__Exercise objective__: Can you quote the records below in full, word for word?

-- Recorded information start --

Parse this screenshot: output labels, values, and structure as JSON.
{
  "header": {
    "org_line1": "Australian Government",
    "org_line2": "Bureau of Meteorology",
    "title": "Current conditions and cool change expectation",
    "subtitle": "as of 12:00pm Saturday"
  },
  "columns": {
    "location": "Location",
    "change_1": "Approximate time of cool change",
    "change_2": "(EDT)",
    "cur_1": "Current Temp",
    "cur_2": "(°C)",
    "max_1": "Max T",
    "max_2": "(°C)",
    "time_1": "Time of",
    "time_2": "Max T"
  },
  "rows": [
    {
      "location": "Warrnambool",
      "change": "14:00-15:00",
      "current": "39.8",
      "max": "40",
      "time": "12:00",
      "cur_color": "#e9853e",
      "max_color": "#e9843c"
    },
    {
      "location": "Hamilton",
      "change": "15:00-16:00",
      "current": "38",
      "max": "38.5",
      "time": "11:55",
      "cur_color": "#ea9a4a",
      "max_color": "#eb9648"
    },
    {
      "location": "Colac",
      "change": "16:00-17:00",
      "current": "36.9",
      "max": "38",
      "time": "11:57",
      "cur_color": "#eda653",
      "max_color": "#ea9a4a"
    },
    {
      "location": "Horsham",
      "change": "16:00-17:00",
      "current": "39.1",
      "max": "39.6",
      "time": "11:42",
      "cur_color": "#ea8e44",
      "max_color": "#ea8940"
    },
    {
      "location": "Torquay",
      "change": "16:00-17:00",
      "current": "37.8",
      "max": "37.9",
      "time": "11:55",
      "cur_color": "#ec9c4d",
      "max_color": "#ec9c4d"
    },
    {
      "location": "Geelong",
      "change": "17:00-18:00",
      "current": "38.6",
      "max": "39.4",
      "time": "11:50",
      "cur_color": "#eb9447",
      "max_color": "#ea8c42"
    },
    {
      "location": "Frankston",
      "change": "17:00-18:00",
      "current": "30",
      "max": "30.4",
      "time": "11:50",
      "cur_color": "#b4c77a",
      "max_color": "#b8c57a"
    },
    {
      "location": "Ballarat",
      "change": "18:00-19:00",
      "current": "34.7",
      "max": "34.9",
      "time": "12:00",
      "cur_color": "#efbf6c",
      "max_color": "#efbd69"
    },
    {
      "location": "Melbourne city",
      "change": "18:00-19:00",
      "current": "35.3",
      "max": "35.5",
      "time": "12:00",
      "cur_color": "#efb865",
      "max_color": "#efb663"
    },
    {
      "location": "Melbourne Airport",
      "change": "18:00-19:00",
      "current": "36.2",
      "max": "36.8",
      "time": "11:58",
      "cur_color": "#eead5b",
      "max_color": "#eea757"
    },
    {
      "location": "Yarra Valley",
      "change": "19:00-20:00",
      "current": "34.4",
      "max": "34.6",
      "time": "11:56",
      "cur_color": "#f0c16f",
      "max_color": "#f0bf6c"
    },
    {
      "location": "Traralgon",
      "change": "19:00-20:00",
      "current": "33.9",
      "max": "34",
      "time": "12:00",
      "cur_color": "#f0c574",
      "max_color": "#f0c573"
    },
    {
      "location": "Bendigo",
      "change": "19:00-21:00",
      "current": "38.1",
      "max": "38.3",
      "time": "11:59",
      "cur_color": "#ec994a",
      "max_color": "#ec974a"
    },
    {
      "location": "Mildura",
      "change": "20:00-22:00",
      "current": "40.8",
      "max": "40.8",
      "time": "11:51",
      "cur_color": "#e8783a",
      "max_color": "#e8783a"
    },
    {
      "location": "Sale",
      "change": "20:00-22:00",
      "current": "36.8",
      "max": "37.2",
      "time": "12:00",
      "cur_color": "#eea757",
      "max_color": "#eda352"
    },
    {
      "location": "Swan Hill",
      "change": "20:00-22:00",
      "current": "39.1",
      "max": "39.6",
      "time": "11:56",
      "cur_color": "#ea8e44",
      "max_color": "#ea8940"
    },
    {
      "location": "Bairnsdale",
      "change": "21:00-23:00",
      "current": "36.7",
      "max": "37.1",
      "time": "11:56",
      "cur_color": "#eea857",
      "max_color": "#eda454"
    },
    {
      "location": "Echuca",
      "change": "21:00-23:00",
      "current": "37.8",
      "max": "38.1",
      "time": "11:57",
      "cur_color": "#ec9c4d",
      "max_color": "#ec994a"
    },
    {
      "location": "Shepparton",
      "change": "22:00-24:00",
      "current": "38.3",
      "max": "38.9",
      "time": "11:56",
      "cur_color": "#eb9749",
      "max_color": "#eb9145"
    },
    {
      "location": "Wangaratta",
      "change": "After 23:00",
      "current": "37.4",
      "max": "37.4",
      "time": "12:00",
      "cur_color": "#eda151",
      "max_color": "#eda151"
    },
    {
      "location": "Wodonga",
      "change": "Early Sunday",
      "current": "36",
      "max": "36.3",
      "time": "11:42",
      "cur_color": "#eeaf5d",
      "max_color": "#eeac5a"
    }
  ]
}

-- Recorded information end --

__Finished answer__:
Parse this screenshot: output labels, values, and structure as JSON.
{
  "header": {
    "org_line1": "Australian Government",
    "org_line2": "Bureau of Meteorology",
    "title": "Current conditions and cool change expectation",
    "subtitle": "as of 12:00pm Saturday"
  },
  "columns": {
    "location": "Location",
    "change_1": "Approximate time of cool change",
    "change_2": "(EDT)",
    "cur_1": "Current Temp",
    "cur_2": "(°C)",
    "max_1": "Max T",
    "max_2": "(°C)",
    "time_1": "Time of",
    "time_2": "Max T"
  },
  "rows": [
    {
      "location": "Warrnambool",
      "change": "14:00-15:00",
      "current": "39.8",
      "max": "40",
      "time": "12:00",
      "cur_color": "#e9853e",
      "max_color": "#e9843c"
    },
    {
      "location": "Hamilton",
      "change": "15:00-16:00",
      "current": "38",
      "max": "38.5",
      "time": "11:55",
      "cur_color": "#ea9a4a",
      "max_color": "#eb9648"
    },
    {
      "location": "Colac",
      "change": "16:00-17:00",
      "current": "36.9",
      "max": "38",
      "time": "11:57",
      "cur_color": "#eda653",
      "max_color": "#ea9a4a"
    },
    {
      "location": "Horsham",
      "change": "16:00-17:00",
      "current": "39.1",
      "max": "39.6",
      "time": "11:42",
      "cur_color": "#ea8e44",
      "max_color": "#ea8940"
    },
    {
      "location": "Torquay",
      "change": "16:00-17:00",
      "current": "37.8",
      "max": "37.9",
      "time": "11:55",
      "cur_color": "#ec9c4d",
      "max_color": "#ec9c4d"
    },
    {
      "location": "Geelong",
      "change": "17:00-18:00",
      "current": "38.6",
      "max": "39.4",
      "time": "11:50",
      "cur_color": "#eb9447",
      "max_color": "#ea8c42"
    },
    {
      "location": "Frankston",
      "change": "17:00-18:00",
      "current": "30",
      "max": "30.4",
      "time": "11:50",
      "cur_color": "#b4c77a",
      "max_color": "#b8c57a"
    },
    {
      "location": "Ballarat",
      "change": "18:00-19:00",
      "current": "34.7",
      "max": "34.9",
      "time": "12:00",
      "cur_color": "#efbf6c",
      "max_color": "#efbd69"
    },
    {
      "location": "Melbourne city",
      "change": "18:00-19:00",
      "current": "35.3",
      "max": "35.5",
      "time": "12:00",
      "cur_color": "#efb865",
      "max_color": "#efb663"
    },
    {
      "location": "Melbourne Airport",
      "change": "18:00-19:00",
      "current": "36.2",
      "max": "36.8",
      "time": "11:58",
      "cur_color": "#eead5b",
      "max_color": "#eea757"
    },
    {
      "location": "Yarra Valley",
      "change": "19:00-20:00",
      "current": "34.4",
      "max": "34.6",
      "time": "11:56",
      "cur_color": "#f0c16f",
      "max_color": "#f0bf6c"
    },
    {
      "location": "Traralgon",
      "change": "19:00-20:00",
      "current": "33.9",
      "max": "34",
      "time": "12:00",
      "cur_color": "#f0c574",
      "max_color": "#f0c573"
    },
    {
      "location": "Bendigo",
      "change": "19:00-21:00",
      "current": "38.1",
      "max": "38.3",
      "time": "11:59",
      "cur_color": "#ec994a",
      "max_color": "#ec974a"
    },
    {
      "location": "Mildura",
      "change": "20:00-22:00",
      "current": "40.8",
      "max": "40.8",
      "time": "11:51",
      "cur_color": "#e8783a",
      "max_color": "#e8783a"
    },
    {
      "location": "Sale",
      "change": "20:00-22:00",
      "current": "36.8",
      "max": "37.2",
      "time": "12:00",
      "cur_color": "#eea757",
      "max_color": "#eda352"
    },
    {
      "location": "Swan Hill",
      "change": "20:00-22:00",
      "current": "39.1",
      "max": "39.6",
      "time": "11:56",
      "cur_color": "#ea8e44",
      "max_color": "#ea8940"
    },
    {
      "location": "Bairnsdale",
      "change": "21:00-23:00",
      "current": "36.7",
      "max": "37.1",
      "time": "11:56",
      "cur_color": "#eea857",
      "max_color": "#eda454"
    },
    {
      "location": "Echuca",
      "change": "21:00-23:00",
      "current": "37.8",
      "max": "38.1",
      "time": "11:57",
      "cur_color": "#ec9c4d",
      "max_color": "#ec994a"
    },
    {
      "location": "Shepparton",
      "change": "22:00-24:00",
      "current": "38.3",
      "max": "38.9",
      "time": "11:56",
      "cur_color": "#eb9749",
      "max_color": "#eb9145"
    },
    {
      "location": "Wangaratta",
      "change": "After 23:00",
      "current": "37.4",
      "max": "37.4",
      "time": "12:00",
      "cur_color": "#eda151",
      "max_color": "#eda151"
    },
    {
      "location": "Wodonga",
      "change": "Early Sunday",
      "current": "36",
      "max": "36.3",
      "time": "11:42",
      "cur_color": "#eeaf5d",
      "max_color": "#eeac5a"
    }
  ]
}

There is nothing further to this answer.